§ **Given instruction**
Extract each line containing the string "الزيت".

§ **Data records**
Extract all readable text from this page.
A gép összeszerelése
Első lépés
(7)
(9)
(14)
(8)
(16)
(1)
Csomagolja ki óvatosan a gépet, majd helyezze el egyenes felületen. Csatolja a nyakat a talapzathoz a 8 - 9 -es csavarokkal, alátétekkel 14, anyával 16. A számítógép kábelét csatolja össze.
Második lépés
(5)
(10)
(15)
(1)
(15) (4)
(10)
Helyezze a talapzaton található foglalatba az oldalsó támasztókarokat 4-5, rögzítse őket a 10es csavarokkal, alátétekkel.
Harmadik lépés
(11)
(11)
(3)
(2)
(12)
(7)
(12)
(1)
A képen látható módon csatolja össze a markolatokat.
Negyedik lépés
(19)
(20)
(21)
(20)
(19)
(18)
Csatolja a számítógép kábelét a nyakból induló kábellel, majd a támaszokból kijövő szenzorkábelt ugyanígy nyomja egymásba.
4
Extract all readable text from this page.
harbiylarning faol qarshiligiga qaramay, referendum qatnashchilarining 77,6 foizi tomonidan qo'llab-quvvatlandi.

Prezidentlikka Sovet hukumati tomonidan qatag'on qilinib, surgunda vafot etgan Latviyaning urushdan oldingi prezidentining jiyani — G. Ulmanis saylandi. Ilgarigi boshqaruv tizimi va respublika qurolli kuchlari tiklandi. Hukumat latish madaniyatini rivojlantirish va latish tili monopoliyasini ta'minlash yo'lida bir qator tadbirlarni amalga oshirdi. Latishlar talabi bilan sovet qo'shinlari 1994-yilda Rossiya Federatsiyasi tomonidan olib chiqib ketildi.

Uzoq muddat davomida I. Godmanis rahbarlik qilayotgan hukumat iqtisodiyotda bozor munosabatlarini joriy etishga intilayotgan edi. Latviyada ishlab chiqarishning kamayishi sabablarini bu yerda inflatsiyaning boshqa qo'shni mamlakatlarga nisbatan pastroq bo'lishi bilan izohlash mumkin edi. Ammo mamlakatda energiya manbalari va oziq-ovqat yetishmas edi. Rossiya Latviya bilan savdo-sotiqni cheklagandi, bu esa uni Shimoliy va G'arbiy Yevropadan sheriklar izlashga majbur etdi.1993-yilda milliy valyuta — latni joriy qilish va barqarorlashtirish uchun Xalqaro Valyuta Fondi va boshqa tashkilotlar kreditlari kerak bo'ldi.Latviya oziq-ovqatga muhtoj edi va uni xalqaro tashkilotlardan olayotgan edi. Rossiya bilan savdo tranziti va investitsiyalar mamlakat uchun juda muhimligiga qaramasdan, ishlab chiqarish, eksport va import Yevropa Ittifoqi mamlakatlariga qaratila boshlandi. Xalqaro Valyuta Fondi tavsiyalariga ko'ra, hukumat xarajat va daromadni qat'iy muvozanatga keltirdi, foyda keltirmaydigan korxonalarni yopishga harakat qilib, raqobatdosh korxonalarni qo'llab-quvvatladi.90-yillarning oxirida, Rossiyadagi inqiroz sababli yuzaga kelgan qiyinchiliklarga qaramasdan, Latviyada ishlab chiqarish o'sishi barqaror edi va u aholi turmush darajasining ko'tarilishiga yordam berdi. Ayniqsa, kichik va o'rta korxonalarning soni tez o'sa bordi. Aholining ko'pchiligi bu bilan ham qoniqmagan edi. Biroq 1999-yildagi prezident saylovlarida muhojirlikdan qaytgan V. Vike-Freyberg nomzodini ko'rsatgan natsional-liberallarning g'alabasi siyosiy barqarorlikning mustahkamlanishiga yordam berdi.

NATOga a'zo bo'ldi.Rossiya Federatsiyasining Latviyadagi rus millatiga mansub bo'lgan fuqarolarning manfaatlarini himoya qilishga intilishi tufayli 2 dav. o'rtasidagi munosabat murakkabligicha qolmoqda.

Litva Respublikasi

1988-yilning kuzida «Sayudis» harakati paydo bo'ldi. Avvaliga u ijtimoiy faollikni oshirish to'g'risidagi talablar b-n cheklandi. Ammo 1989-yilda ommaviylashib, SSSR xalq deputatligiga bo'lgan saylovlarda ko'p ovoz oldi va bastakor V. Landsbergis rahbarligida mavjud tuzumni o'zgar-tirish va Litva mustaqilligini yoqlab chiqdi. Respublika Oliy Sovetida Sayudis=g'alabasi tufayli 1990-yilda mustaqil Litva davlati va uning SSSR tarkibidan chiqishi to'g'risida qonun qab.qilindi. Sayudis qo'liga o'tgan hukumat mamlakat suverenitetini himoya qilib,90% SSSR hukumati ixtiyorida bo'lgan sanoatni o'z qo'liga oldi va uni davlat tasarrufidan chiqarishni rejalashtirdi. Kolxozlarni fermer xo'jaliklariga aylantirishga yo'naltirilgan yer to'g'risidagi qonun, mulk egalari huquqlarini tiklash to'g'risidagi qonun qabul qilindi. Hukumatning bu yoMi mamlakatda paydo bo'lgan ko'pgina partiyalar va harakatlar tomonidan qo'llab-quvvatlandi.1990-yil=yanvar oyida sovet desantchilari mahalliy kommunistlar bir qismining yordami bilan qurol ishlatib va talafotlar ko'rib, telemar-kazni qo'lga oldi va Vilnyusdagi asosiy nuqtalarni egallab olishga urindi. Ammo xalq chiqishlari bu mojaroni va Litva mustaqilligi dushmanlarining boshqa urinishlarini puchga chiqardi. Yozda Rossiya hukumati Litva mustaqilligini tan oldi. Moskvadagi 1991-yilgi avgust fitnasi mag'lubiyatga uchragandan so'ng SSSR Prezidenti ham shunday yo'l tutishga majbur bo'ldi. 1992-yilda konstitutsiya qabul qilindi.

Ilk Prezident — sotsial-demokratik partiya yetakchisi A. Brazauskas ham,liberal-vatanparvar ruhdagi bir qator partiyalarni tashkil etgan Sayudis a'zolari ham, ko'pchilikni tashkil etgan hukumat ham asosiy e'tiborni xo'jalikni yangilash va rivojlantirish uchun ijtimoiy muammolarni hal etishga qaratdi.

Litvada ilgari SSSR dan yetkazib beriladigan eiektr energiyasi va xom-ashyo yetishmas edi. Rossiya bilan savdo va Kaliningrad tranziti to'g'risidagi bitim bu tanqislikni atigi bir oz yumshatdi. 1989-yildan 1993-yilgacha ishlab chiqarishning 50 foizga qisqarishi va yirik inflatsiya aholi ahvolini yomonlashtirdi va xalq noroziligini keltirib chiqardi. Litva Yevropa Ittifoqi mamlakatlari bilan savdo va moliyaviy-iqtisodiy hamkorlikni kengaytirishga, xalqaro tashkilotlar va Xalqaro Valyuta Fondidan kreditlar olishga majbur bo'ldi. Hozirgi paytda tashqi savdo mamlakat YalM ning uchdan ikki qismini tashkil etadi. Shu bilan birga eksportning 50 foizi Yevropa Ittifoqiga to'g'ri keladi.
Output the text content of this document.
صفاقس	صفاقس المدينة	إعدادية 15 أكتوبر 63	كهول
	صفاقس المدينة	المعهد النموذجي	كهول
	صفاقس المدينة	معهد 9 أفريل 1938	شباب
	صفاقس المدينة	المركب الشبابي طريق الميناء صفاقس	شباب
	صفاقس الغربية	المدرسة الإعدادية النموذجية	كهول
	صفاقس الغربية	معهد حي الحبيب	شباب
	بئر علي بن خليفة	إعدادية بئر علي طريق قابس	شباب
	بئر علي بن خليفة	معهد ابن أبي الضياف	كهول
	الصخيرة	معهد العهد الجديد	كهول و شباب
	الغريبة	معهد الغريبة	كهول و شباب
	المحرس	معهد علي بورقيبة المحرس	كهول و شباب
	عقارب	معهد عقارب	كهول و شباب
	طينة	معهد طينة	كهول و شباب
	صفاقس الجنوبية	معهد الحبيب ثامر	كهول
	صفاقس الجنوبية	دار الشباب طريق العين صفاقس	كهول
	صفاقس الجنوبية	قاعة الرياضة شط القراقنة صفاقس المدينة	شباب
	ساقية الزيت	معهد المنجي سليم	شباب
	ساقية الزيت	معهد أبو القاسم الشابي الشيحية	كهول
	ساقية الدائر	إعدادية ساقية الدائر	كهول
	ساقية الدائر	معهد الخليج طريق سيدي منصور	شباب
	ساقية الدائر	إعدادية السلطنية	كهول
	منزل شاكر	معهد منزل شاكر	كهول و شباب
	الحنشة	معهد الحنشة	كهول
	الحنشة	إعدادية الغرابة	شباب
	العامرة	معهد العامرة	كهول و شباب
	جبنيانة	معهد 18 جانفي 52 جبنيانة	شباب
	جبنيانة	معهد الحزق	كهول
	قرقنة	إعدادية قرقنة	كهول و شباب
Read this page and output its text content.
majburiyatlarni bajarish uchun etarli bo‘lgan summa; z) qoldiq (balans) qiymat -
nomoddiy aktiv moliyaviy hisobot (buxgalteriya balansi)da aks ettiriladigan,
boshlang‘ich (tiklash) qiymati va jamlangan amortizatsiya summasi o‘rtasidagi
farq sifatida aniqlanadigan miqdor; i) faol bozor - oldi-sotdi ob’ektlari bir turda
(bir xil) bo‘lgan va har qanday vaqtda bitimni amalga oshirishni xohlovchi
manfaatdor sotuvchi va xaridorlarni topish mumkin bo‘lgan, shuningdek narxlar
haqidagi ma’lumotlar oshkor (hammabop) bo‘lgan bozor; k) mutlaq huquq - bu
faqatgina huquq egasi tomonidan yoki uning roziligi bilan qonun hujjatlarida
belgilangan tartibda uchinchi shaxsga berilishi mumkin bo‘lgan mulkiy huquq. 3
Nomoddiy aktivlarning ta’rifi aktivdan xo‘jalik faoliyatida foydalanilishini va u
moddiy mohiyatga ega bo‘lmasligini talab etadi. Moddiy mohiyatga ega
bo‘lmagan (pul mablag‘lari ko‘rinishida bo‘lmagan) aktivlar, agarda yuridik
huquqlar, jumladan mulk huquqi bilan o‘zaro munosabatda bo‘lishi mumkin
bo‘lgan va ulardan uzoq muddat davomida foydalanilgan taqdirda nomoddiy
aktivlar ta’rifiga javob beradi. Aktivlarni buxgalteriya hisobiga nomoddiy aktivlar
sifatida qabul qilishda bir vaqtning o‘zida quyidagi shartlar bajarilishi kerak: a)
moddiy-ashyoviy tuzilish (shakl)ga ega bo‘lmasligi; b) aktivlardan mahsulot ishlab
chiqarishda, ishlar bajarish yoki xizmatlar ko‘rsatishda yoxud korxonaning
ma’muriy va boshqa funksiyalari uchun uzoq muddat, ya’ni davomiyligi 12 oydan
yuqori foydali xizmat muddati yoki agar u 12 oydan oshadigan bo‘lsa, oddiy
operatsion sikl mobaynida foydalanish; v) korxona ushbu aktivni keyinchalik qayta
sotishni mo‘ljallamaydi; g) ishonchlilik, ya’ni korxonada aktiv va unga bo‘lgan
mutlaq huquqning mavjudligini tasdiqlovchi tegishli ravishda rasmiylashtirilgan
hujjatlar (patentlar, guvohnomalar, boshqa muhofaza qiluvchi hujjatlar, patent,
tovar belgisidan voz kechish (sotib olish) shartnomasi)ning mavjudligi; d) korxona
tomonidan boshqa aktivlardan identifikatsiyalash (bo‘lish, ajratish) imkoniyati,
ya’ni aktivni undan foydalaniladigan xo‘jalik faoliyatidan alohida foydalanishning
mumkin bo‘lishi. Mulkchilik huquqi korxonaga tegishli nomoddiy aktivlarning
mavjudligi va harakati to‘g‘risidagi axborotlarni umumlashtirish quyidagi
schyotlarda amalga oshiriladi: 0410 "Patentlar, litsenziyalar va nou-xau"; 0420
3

§ **Expected output**
	ساقية الزيت	معهد المنجي سليم	شباب
	ساقية الزيت	معهد أبو القاسم الشابي الشيحية	كهول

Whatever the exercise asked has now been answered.